Reproduce the listing below exactly, minus its pictures.

▶ Excerpted records:
__________

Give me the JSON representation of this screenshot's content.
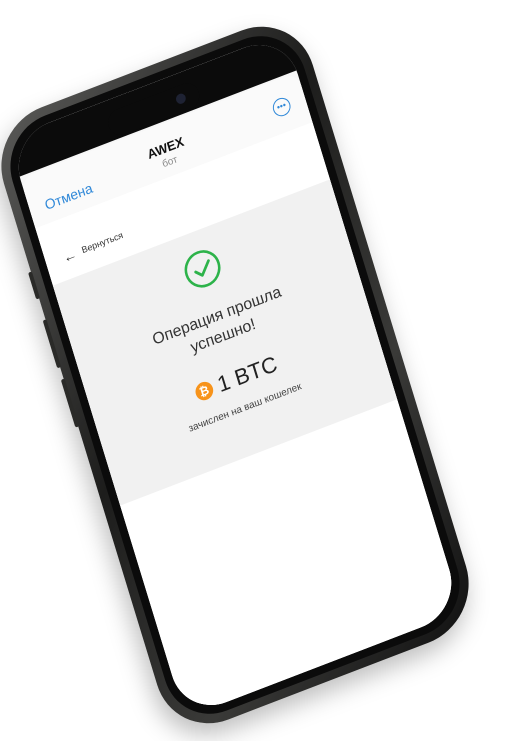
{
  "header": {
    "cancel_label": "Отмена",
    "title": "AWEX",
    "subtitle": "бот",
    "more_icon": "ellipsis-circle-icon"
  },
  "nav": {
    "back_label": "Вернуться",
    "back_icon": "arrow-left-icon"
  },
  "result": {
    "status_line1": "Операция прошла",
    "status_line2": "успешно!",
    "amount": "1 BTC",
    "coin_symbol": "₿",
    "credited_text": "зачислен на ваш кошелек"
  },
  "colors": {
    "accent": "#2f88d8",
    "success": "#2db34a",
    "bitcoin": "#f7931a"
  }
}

__________

▶ The reply:
Give me the JSON representation of this screenshot's content.
{
  "header": {
    "cancel_label": "Отмена",
    "title": "AWEX",
    "subtitle": "бот",
    "more_icon": "ellipsis-circle-icon"
  },
  "nav": {
    "back_label": "Вернуться",
    "back_icon": "arrow-left-icon"
  },
  "result": {
    "status_line1": "Операция прошла",
    "status_line2": "успешно!",
    "amount": "1 BTC",
    "coin_symbol": "₿",
    "credited_text": "зачислен на ваш кошелек"
  },
  "colors": {
    "accent": "#2f88d8",
    "success": "#2db34a",
    "bitcoin": "#f7931a"
  }
}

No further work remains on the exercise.